Reproduce the records below exactly as given.

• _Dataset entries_
— BEGIN —

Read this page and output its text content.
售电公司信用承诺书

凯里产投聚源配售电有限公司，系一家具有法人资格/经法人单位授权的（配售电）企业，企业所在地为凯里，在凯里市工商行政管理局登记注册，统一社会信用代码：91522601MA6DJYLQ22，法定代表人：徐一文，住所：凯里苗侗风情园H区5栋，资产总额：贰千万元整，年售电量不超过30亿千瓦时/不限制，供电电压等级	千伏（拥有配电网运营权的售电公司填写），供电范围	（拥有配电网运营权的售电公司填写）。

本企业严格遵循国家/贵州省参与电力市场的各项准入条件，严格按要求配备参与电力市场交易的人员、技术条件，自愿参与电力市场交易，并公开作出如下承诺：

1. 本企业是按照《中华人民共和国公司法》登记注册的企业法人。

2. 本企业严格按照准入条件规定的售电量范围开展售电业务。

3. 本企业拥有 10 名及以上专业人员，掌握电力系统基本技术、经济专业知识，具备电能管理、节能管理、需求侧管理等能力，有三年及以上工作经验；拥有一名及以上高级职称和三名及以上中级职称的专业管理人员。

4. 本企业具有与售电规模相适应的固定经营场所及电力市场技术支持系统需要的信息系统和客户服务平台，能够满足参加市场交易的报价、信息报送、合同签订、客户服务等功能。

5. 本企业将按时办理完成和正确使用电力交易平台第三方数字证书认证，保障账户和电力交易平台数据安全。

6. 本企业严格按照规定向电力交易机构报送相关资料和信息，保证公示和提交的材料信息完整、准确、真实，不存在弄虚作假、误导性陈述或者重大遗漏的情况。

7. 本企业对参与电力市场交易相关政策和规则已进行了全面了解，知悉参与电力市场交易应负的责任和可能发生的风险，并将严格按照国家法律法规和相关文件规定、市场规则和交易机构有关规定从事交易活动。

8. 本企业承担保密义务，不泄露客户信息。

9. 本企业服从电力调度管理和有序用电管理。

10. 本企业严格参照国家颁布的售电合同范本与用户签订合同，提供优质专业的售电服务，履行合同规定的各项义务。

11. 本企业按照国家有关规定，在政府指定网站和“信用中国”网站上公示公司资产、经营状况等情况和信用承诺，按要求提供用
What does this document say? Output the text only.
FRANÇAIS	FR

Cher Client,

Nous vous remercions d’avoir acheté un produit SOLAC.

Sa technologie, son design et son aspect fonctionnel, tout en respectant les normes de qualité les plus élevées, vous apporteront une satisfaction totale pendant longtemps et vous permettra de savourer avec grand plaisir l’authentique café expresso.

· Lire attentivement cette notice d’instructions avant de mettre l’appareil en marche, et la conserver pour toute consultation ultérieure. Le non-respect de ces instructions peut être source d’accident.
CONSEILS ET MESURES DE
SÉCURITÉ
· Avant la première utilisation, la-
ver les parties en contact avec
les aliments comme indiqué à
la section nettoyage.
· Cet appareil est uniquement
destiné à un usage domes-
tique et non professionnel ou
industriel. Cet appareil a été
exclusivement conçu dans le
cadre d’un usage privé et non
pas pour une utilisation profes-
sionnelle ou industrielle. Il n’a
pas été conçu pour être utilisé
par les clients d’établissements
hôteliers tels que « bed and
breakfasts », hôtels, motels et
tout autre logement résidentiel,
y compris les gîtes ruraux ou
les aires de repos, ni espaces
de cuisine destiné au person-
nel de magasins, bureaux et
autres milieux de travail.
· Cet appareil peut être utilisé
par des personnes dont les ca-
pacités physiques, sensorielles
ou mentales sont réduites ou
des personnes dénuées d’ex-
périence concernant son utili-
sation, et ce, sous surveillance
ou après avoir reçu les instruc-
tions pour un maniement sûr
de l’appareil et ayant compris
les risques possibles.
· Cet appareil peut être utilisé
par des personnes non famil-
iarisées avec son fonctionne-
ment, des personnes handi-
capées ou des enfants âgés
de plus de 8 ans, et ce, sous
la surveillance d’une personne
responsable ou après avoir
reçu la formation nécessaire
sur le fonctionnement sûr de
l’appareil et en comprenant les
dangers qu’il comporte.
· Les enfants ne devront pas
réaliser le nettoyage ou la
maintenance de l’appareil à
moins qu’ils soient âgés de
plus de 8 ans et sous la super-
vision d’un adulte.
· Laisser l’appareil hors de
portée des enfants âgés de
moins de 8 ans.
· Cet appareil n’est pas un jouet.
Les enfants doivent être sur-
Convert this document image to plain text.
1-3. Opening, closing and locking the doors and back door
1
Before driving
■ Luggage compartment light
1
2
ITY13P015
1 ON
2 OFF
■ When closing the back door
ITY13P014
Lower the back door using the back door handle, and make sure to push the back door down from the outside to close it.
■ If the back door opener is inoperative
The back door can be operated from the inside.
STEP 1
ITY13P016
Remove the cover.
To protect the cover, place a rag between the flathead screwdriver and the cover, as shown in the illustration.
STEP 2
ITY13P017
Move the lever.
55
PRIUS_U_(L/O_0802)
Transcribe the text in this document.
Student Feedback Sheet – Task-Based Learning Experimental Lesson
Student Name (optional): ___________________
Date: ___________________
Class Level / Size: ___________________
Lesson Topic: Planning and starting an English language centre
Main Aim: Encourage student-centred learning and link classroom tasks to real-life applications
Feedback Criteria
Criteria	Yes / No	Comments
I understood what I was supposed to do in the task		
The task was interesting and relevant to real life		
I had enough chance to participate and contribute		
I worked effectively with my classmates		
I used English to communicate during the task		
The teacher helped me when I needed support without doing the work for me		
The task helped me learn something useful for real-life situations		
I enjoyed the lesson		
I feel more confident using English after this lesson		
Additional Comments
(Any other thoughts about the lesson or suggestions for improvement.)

— END —

• _Answer to this exercise_
Read this page and output its text content.
售电公司信用承诺书

凯里产投聚源配售电有限公司，系一家具有法人资格/经法人单位授权的（配售电）企业，企业所在地为凯里，在凯里市工商行政管理局登记注册，统一社会信用代码：91522601MA6DJYLQ22，法定代表人：徐一文，住所：凯里苗侗风情园H区5栋，资产总额：贰千万元整，年售电量不超过30亿千瓦时/不限制，供电电压等级	千伏（拥有配电网运营权的售电公司填写），供电范围	（拥有配电网运营权的售电公司填写）。

本企业严格遵循国家/贵州省参与电力市场的各项准入条件，严格按要求配备参与电力市场交易的人员、技术条件，自愿参与电力市场交易，并公开作出如下承诺：

1. 本企业是按照《中华人民共和国公司法》登记注册的企业法人。

2. 本企业严格按照准入条件规定的售电量范围开展售电业务。

3. 本企业拥有 10 名及以上专业人员，掌握电力系统基本技术、经济专业知识，具备电能管理、节能管理、需求侧管理等能力，有三年及以上工作经验；拥有一名及以上高级职称和三名及以上中级职称的专业管理人员。

4. 本企业具有与售电规模相适应的固定经营场所及电力市场技术支持系统需要的信息系统和客户服务平台，能够满足参加市场交易的报价、信息报送、合同签订、客户服务等功能。

5. 本企业将按时办理完成和正确使用电力交易平台第三方数字证书认证，保障账户和电力交易平台数据安全。

6. 本企业严格按照规定向电力交易机构报送相关资料和信息，保证公示和提交的材料信息完整、准确、真实，不存在弄虚作假、误导性陈述或者重大遗漏的情况。

7. 本企业对参与电力市场交易相关政策和规则已进行了全面了解，知悉参与电力市场交易应负的责任和可能发生的风险，并将严格按照国家法律法规和相关文件规定、市场规则和交易机构有关规定从事交易活动。

8. 本企业承担保密义务，不泄露客户信息。

9. 本企业服从电力调度管理和有序用电管理。

10. 本企业严格参照国家颁布的售电合同范本与用户签订合同，提供优质专业的售电服务，履行合同规定的各项义务。

11. 本企业按照国家有关规定，在政府指定网站和“信用中国”网站上公示公司资产、经营状况等情况和信用承诺，按要求提供用
What does this document say? Output the text only.
FRANÇAIS	FR

Cher Client,

Nous vous remercions d’avoir acheté un produit SOLAC.

Sa technologie, son design et son aspect fonctionnel, tout en respectant les normes de qualité les plus élevées, vous apporteront une satisfaction totale pendant longtemps et vous permettra de savourer avec grand plaisir l’authentique café expresso.

· Lire attentivement cette notice d’instructions avant de mettre l’appareil en marche, et la conserver pour toute consultation ultérieure. Le non-respect de ces instructions peut être source d’accident.
CONSEILS ET MESURES DE
SÉCURITÉ
· Avant la première utilisation, la-
ver les parties en contact avec
les aliments comme indiqué à
la section nettoyage.
· Cet appareil est uniquement
destiné à un usage domes-
tique et non professionnel ou
industriel. Cet appareil a été
exclusivement conçu dans le
cadre d’un usage privé et non
pas pour une utilisation profes-
sionnelle ou industrielle. Il n’a
pas été conçu pour être utilisé
par les clients d’établissements
hôteliers tels que « bed and
breakfasts », hôtels, motels et
tout autre logement résidentiel,
y compris les gîtes ruraux ou
les aires de repos, ni espaces
de cuisine destiné au person-
nel de magasins, bureaux et
autres milieux de travail.
· Cet appareil peut être utilisé
par des personnes dont les ca-
pacités physiques, sensorielles
ou mentales sont réduites ou
des personnes dénuées d’ex-
périence concernant son utili-
sation, et ce, sous surveillance
ou après avoir reçu les instruc-
tions pour un maniement sûr
de l’appareil et ayant compris
les risques possibles.
· Cet appareil peut être utilisé
par des personnes non famil-
iarisées avec son fonctionne-
ment, des personnes handi-
capées ou des enfants âgés
de plus de 8 ans, et ce, sous
la surveillance d’une personne
responsable ou après avoir
reçu la formation nécessaire
sur le fonctionnement sûr de
l’appareil et en comprenant les
dangers qu’il comporte.
· Les enfants ne devront pas
réaliser le nettoyage ou la
maintenance de l’appareil à
moins qu’ils soient âgés de
plus de 8 ans et sous la super-
vision d’un adulte.
· Laisser l’appareil hors de
portée des enfants âgés de
moins de 8 ans.
· Cet appareil n’est pas un jouet.
Les enfants doivent être sur-
Convert this document image to plain text.
1-3. Opening, closing and locking the doors and back door
1
Before driving
■ Luggage compartment light
1
2
ITY13P015
1 ON
2 OFF
■ When closing the back door
ITY13P014
Lower the back door using the back door handle, and make sure to push the back door down from the outside to close it.
■ If the back door opener is inoperative
The back door can be operated from the inside.
STEP 1
ITY13P016
Remove the cover.
To protect the cover, place a rag between the flathead screwdriver and the cover, as shown in the illustration.
STEP 2
ITY13P017
Move the lever.
55
PRIUS_U_(L/O_0802)
Transcribe the text in this document.
Student Feedback Sheet – Task-Based Learning Experimental Lesson
Student Name (optional): ___________________
Date: ___________________
Class Level / Size: ___________________
Lesson Topic: Planning and starting an English language centre
Main Aim: Encourage student-centred learning and link classroom tasks to real-life applications
Feedback Criteria
Criteria	Yes / No	Comments
I understood what I was supposed to do in the task		
The task was interesting and relevant to real life		
I had enough chance to participate and contribute		
I worked effectively with my classmates		
I used English to communicate during the task		
The teacher helped me when I needed support without doing the work for me		
The task helped me learn something useful for real-life situations		
I enjoyed the lesson		
I feel more confident using English after this lesson		
Additional Comments
(Any other thoughts about the lesson or suggestions for improvement.)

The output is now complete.